- [Stated problem]: Extract from the listing each line in which the word "approximative" appears.

- [Available records]:
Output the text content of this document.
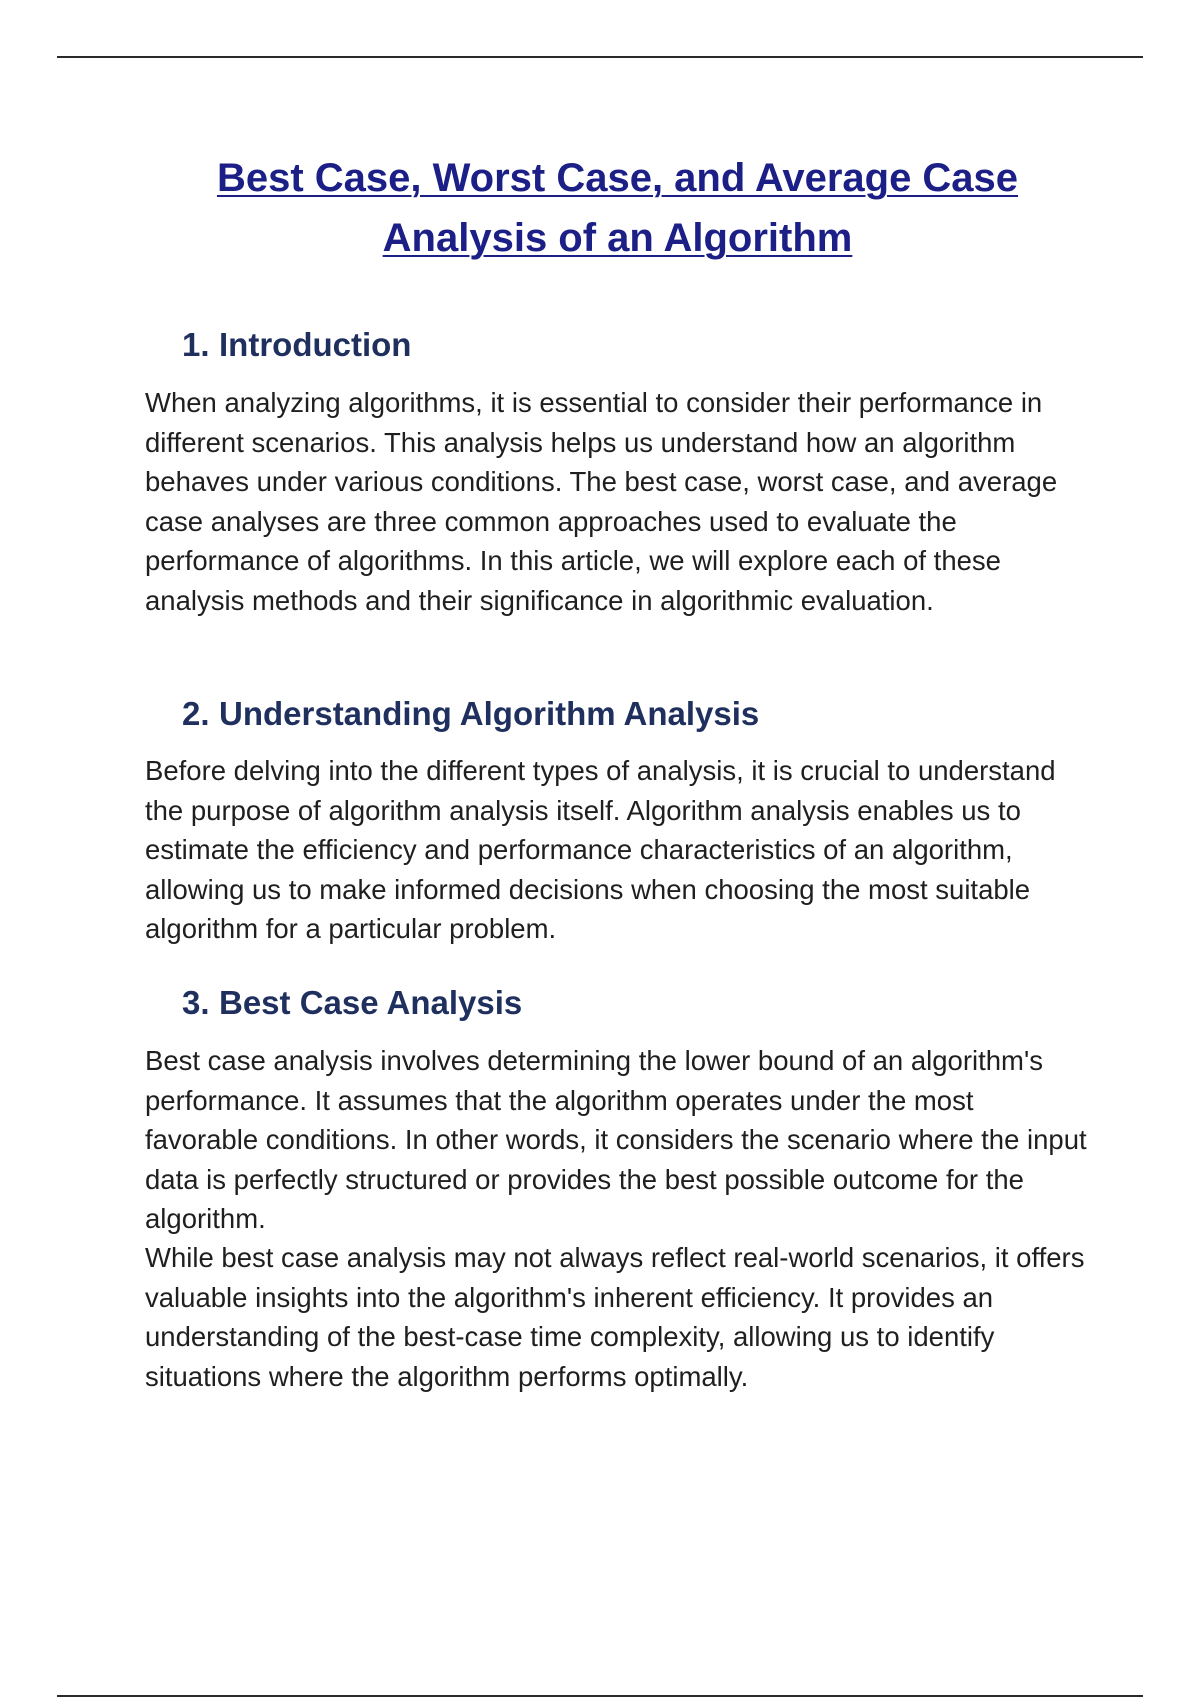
Best Case, Worst Case, and Average Case Analysis of an Algorithm
1. Introduction

When analyzing algorithms, it is essential to consider their performance in different scenarios. This analysis helps us understand how an algorithm behaves under various conditions. The best case, worst case, and average case analyses are three common approaches used to evaluate the performance of algorithms. In this article, we will explore each of these analysis methods and their significance in algorithmic evaluation.

2. Understanding Algorithm Analysis

Before delving into the different types of analysis, it is crucial to understand the purpose of algorithm analysis itself. Algorithm analysis enables us to estimate the efficiency and performance characteristics of an algorithm, allowing us to make informed decisions when choosing the most suitable algorithm for a particular problem.

3. Best Case Analysis

Best case analysis involves determining the lower bound of an algorithm's performance. It assumes that the algorithm operates under the most favorable conditions. In other words, it considers the scenario where the input data is perfectly structured or provides the best possible outcome for the algorithm.

While best case analysis may not always reflect real-world scenarios, it offers valuable insights into the algorithm's inherent efficiency. It provides an understanding of the best-case time complexity, allowing us to identify situations where the algorithm performs optimally.
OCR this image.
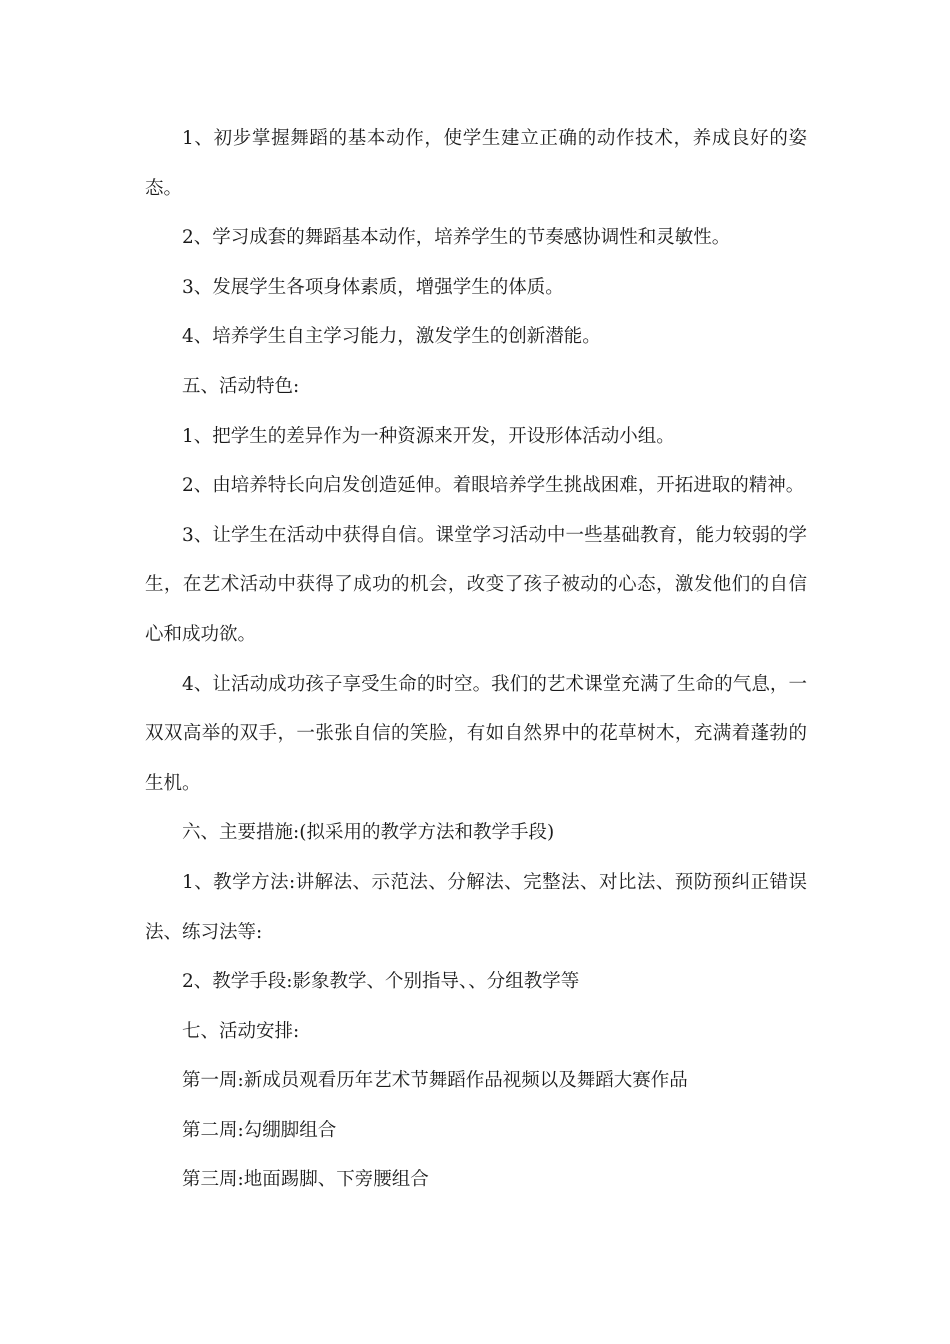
1、初步掌握舞蹈的基本动作，使学生建立正确的动作技术，养成良好的姿态。

2、学习成套的舞蹈基本动作，培养学生的节奏感协调性和灵敏性。

3、发展学生各项身体素质，增强学生的体质。

4、培养学生自主学习能力，激发学生的创新潜能。

五、活动特色:

1、把学生的差异作为一种资源来开发，开设形体活动小组。

2、由培养特长向启发创造延伸。着眼培养学生挑战困难，开拓进取的精神。

3、让学生在活动中获得自信。课堂学习活动中一些基础教育，能力较弱的学生，在艺术活动中获得了成功的机会，改变了孩子被动的心态，激发他们的自信心和成功欲。

4、让活动成功孩子享受生命的时空。我们的艺术课堂充满了生命的气息，一双双高举的双手，一张张自信的笑脸，有如自然界中的花草树木，充满着蓬勃的生机。

六、主要措施:(拟采用的教学方法和教学手段)

1、教学方法:讲解法、示范法、分解法、完整法、对比法、预防预纠正错误法、练习法等:

2、教学手段:影象教学、个别指导、、分组教学等

七、活动安排:

第一周:新成员观看历年艺术节舞蹈作品视频以及舞蹈大赛作品

第二周:勾绷脚组合

第三周:地面踢脚、下旁腰组合
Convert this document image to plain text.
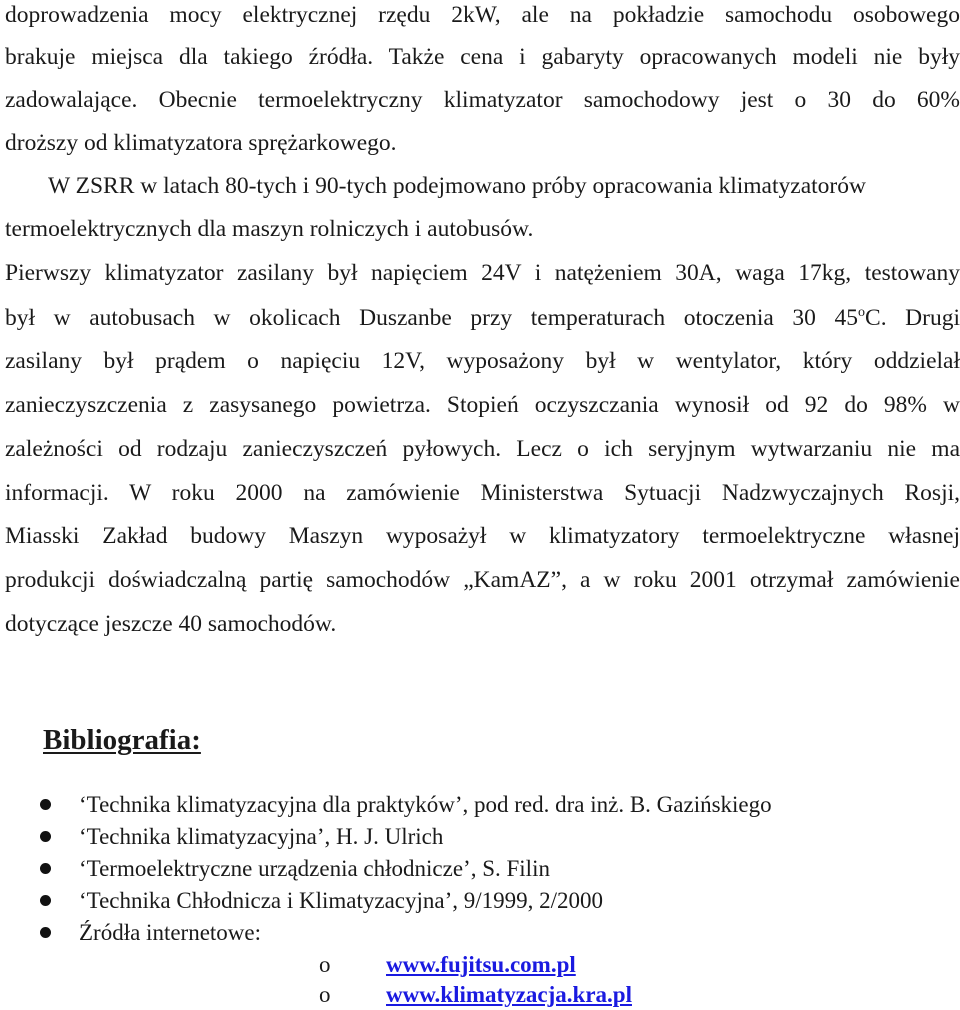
doprowadzenia mocy elektrycznej rzędu 2kW, ale na pokładzie samochodu osobowego
brakuje miejsca dla takiego źródła. Także cena i gabaryty opracowanych modeli nie były
zadowalające. Obecnie termoelektryczny klimatyzator samochodowy jest o 30 do 60%
droższy od klimatyzatora sprężarkowego.
W ZSRR w latach 80-tych i 90-tych podejmowano próby opracowania klimatyzatorów
termoelektrycznych dla maszyn rolniczych i autobusów.
Pierwszy klimatyzator zasilany był napięciem 24V i natężeniem 30A, waga 17kg, testowany
był w autobusach w okolicach Duszanbe przy temperaturach otoczenia 30 45$^o$C. Drugi
zasilany był prądem o napięciu 12V, wyposażony był w wentylator, który oddzielał
zanieczyszczenia z zasysanego powietrza. Stopień oczyszczania wynosił od 92 do 98% w
zależności od rodzaju zanieczyszczeń pyłowych. Lecz o ich seryjnym wytwarzaniu nie ma
informacji. W roku 2000 na zamówienie Ministerstwa Sytuacji Nadzwyczajnych Rosji,
Miasski Zakład budowy Maszyn wyposażył w klimatyzatory termoelektryczne własnej
produkcji doświadczalną partię samochodów „KamAZ”, a w roku 2001 otrzymał zamówienie
dotyczące jeszcze 40 samochodów.
Bibliografia:
‘Technika klimatyzacyjna dla praktyków’, pod red. dra inż. B. Gazińskiego
‘Technika klimatyzacyjna’, H. J. Ulrich
‘Termoelektryczne urządzenia chłodnicze’, S. Filin
‘Technika Chłodnicza i Klimatyzacyjna’, 9/1999, 2/2000
Źródła internetowe:
o www.fujitsu.com.pl
o www.klimatyzacja.kra.pl
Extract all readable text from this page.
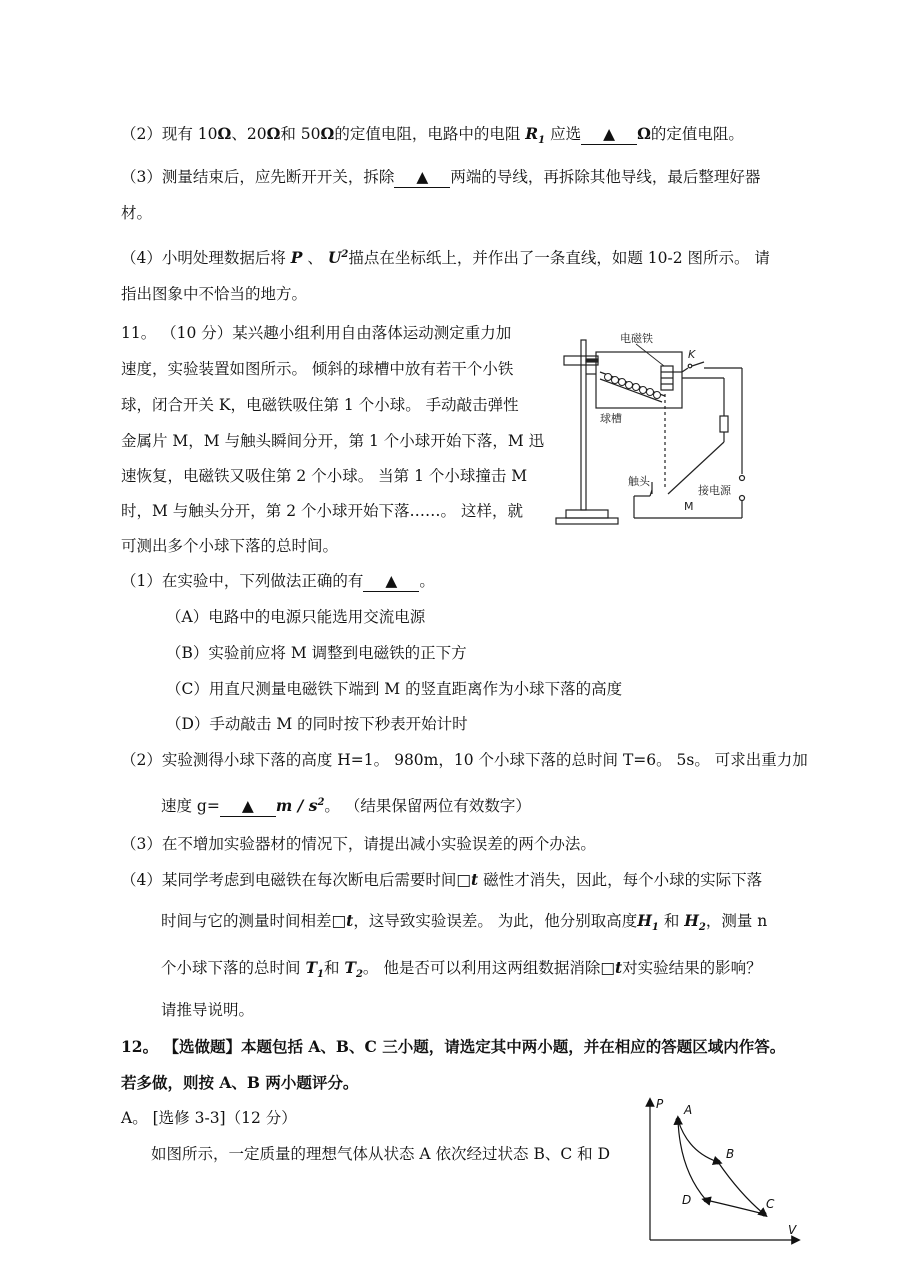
（2）现有 10Ω、20Ω和 50Ω的定值电阻，电路中的电阻 $R_1$ 应选 ▲ Ω的定值电阻。
（3）测量结束后，应先断开开关，拆除 ▲ 两端的导线，再拆除其他导线，最后整理好器
材。
（4）小明处理数据后将 P 、 $U^2$描点在坐标纸上，并作出了一条直线，如题 10-2 图所示。 请
指出图象中不恰当的地方。
11。 （10 分）某兴趣小组利用自由落体运动测定重力加
速度，实验装置如图所示。 倾斜的球槽中放有若干个小铁
球，闭合开关 K，电磁铁吸住第 1 个小球。 手动敲击弹性
金属片 M，M 与触头瞬间分开，第 1 个小球开始下落，M 迅
速恢复，电磁铁又吸住第 2 个小球。 当第 1 个小球撞击 M
时，M 与触头分开，第 2 个小球开始下落……。 这样，就
可测出多个小球下落的总时间。
电磁铁
K
球槽
触头
M
接电源
（1）在实验中，下列做法正确的有 ▲ 。
（A）电路中的电源只能选用交流电源
（B）实验前应将 M 调整到电磁铁的正下方
（C）用直尺测量电磁铁下端到 M 的竖直距离作为小球下落的高度
（D）手动敲击 M 的同时按下秒表开始计时
（2）实验测得小球下落的高度 H=1。 980m，10 个小球下落的总时间 T=6。 5s。 可求出重力加
速度 g= ▲ m / $s^2$。 （结果保留两位有效数字）
（3）在不增加实验器材的情况下，请提出减小实验误差的两个办法。
（4）某同学考虑到电磁铁在每次断电后需要时间□t 磁性才消失，因此，每个小球的实际下落
时间与它的测量时间相差□t，这导致实验误差。 为此，他分别取高度$H_1$ 和 $H_2$，测量 n
个小球下落的总时间 $T_1$和 $T_2$。 他是否可以利用这两组数据消除□t对实验结果的影响？
请推导说明。
12。 【选做题】本题包括 A、B、C 三小题，请选定其中两小题，并在相应的答题区域内作答。
若多做，则按 A、B 两小题评分。
A。 [选修 3-3]（12 分）
如图所示，一定质量的理想气体从状态 A 依次经过状态 B、C 和 D
P
V
A
B
C
D
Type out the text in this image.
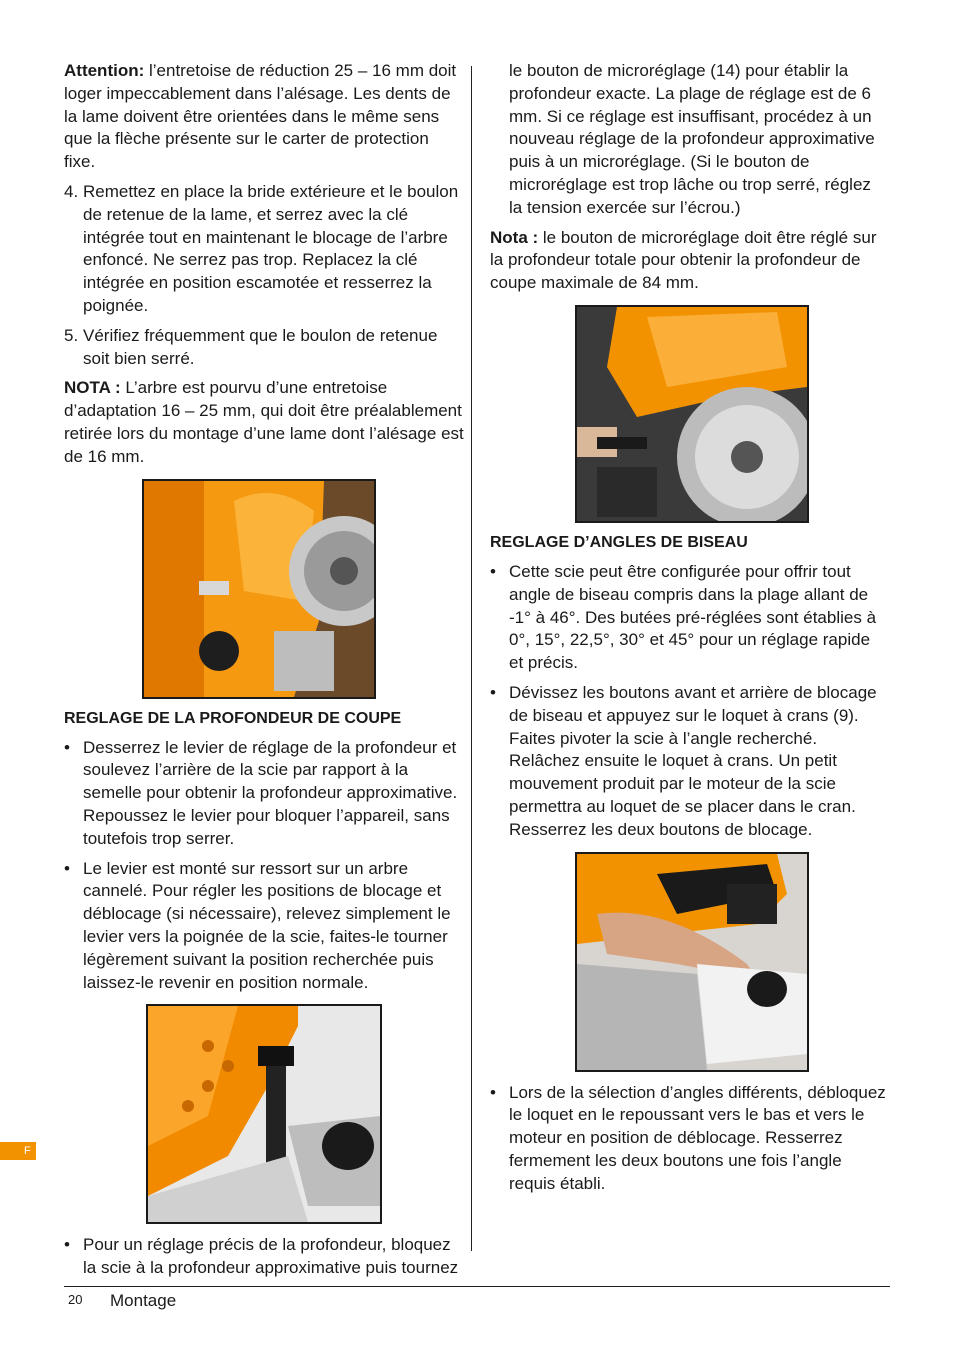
Attention: l’entretoise de réduction 25 – 16 mm doit loger impeccablement dans l’alésage. Les dents de la lame doivent être orientées dans le même sens que la flèche présente sur le carter de protection fixe.

4. Remettez en place la bride extérieure et le boulon de retenue de la lame, et serrez avec la clé intégrée tout en maintenant le blocage de l’arbre enfoncé. Ne serrez pas trop. Replacez la clé intégrée en position escamotée et resserrez la poignée.
5. Vérifiez fréquemment que le boulon de retenue soit bien serré.

NOTA : L’arbre est pourvu d’une entretoise d’adaptation 16 – 25 mm, qui doit être préalablement retirée lors du montage d’une lame dont l’alésage est de 16 mm.

REGLAGE DE LA PROFONDEUR DE COUPE
• Desserrez le levier de réglage de la profondeur et soulevez l’arrière de la scie par rapport à la semelle pour obtenir la profondeur approximative. Repoussez le levier pour bloquer l’appareil, sans toutefois trop serrer.
• Le levier est monté sur ressort sur un arbre cannelé. Pour régler les positions de blocage et déblocage (si nécessaire), relevez simplement le levier vers la poignée de la scie, faites-le tourner légèrement suivant la position recherchée puis laissez-le revenir en position normale.
• Pour un réglage précis de la profondeur, bloquez la scie à la profondeur approximative puis tournez

le bouton de microréglage (14) pour établir la profondeur exacte. La plage de réglage est de 6 mm. Si ce réglage est insuffisant, procédez à un nouveau réglage de la profondeur approximative puis à un microréglage. (Si le bouton de microréglage est trop lâche ou trop serré, réglez la tension exercée sur l’écrou.)

Nota : le bouton de microréglage doit être réglé sur la profondeur totale pour obtenir la profondeur de coupe maximale de 84 mm.

REGLAGE D’ANGLES DE BISEAU
• Cette scie peut être configurée pour offrir tout angle de biseau compris dans la plage allant de -1° à 46°. Des butées pré-réglées sont établies à 0°, 15°, 22,5°, 30° et 45° pour un réglage rapide et précis.
• Dévissez les boutons avant et arrière de blocage de biseau et appuyez sur le loquet à crans (9). Faites pivoter la scie à l’angle recherché. Relâchez ensuite le loquet à crans. Un petit mouvement produit par le moteur de la scie permettra au loquet de se placer dans le cran. Resserrez les deux boutons de blocage.
• Lors de la sélection d’angles différents, débloquez le loquet en le repoussant vers le bas et vers le moteur en position de déblocage. Resserrez fermement les deux boutons une fois l’angle requis établi.
F
20 Montage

- [Finished task]:
• Desserrez le levier de réglage de la profondeur et soulevez l’arrière de la scie par rapport à la semelle pour obtenir la profondeur approximative. Repoussez le levier pour bloquer l’appareil, sans toutefois trop serrer.
• Pour un réglage précis de la profondeur, bloquez la scie à la profondeur approximative puis tournez
le bouton de microréglage (14) pour établir la profondeur exacte. La plage de réglage est de 6 mm. Si ce réglage est insuffisant, procédez à un nouveau réglage de la profondeur approximative puis à un microréglage. (Si le bouton de microréglage est trop lâche ou trop serré, réglez la tension exercée sur l’écrou.)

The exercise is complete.